> [Stored entries]
___

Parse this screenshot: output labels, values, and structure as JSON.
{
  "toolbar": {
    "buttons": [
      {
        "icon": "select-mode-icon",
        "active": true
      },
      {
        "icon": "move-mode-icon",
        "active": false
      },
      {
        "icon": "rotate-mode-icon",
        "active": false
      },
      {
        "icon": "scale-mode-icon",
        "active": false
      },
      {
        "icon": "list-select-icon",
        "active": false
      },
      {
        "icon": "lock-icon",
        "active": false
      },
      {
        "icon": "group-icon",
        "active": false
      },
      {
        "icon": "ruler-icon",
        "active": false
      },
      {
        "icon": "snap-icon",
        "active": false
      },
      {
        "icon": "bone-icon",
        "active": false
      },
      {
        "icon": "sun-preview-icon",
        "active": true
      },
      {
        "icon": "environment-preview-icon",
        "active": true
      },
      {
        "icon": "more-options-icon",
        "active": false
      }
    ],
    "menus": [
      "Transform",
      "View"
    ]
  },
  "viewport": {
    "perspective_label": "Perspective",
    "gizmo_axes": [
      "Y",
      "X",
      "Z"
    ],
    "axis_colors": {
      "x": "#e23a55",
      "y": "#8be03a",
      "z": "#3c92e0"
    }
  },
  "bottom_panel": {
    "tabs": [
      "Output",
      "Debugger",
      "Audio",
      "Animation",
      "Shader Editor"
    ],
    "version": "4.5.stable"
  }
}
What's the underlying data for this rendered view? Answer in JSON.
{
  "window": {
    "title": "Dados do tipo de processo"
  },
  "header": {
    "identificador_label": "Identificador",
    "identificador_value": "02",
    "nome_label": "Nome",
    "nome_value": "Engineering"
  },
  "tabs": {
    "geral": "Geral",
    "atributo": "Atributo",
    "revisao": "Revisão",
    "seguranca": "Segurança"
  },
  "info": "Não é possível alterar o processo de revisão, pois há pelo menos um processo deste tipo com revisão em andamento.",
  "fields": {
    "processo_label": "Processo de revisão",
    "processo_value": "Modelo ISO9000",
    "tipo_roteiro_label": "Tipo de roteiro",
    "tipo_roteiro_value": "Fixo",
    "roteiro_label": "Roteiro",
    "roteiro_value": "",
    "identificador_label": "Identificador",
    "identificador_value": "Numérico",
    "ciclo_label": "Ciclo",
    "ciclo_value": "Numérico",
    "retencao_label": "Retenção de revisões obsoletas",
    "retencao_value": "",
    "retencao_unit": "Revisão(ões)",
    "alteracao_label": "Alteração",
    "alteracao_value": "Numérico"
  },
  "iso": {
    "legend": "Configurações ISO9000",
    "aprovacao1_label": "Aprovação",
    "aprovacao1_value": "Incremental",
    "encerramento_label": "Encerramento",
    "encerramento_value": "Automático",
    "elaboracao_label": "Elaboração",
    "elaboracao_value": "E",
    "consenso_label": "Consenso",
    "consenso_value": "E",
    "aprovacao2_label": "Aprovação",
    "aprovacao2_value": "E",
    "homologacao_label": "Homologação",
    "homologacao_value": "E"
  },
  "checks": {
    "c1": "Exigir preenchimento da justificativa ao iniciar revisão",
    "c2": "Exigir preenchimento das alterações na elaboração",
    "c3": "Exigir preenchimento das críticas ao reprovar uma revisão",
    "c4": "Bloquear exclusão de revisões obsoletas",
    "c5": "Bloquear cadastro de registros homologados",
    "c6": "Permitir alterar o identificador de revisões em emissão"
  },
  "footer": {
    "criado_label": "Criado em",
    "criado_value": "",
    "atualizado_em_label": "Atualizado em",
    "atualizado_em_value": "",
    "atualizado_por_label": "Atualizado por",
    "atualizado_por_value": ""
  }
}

___

> [Set task] Take each line of the material that contains the word "revisões" and list it.

> [Output]
    "retencao_label": "Retenção de revisões obsoletas",
    "c4": "Bloquear exclusão de revisões obsoletas",
    "c6": "Permitir alterar o identificador de revisões em emissão"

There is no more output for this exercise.